[Records contained in a dataset]
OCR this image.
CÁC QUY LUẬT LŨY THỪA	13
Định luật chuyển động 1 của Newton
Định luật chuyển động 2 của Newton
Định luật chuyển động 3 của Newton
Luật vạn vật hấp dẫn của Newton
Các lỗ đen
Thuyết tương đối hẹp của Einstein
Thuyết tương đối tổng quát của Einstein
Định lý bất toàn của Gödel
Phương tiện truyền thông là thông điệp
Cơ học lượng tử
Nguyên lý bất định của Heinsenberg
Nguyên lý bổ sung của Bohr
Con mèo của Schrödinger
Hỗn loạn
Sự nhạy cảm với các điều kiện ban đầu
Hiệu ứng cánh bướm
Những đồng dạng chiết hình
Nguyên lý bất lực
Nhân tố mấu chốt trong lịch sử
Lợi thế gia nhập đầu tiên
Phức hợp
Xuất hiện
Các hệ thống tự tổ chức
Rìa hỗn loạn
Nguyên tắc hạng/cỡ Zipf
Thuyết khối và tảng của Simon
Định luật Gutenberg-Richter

** Required task **
Using the data above, print every record exactly as shown.

** Completed exercise **
OCR this image.
CÁC QUY LUẬT LŨY THỪA	13
Định luật chuyển động 1 của Newton
Định luật chuyển động 2 của Newton
Định luật chuyển động 3 của Newton
Luật vạn vật hấp dẫn của Newton
Các lỗ đen
Thuyết tương đối hẹp của Einstein
Thuyết tương đối tổng quát của Einstein
Định lý bất toàn của Gödel
Phương tiện truyền thông là thông điệp
Cơ học lượng tử
Nguyên lý bất định của Heinsenberg
Nguyên lý bổ sung của Bohr
Con mèo của Schrödinger
Hỗn loạn
Sự nhạy cảm với các điều kiện ban đầu
Hiệu ứng cánh bướm
Những đồng dạng chiết hình
Nguyên lý bất lực
Nhân tố mấu chốt trong lịch sử
Lợi thế gia nhập đầu tiên
Phức hợp
Xuất hiện
Các hệ thống tự tổ chức
Rìa hỗn loạn
Nguyên tắc hạng/cỡ Zipf
Thuyết khối và tảng của Simon
Định luật Gutenberg-Richter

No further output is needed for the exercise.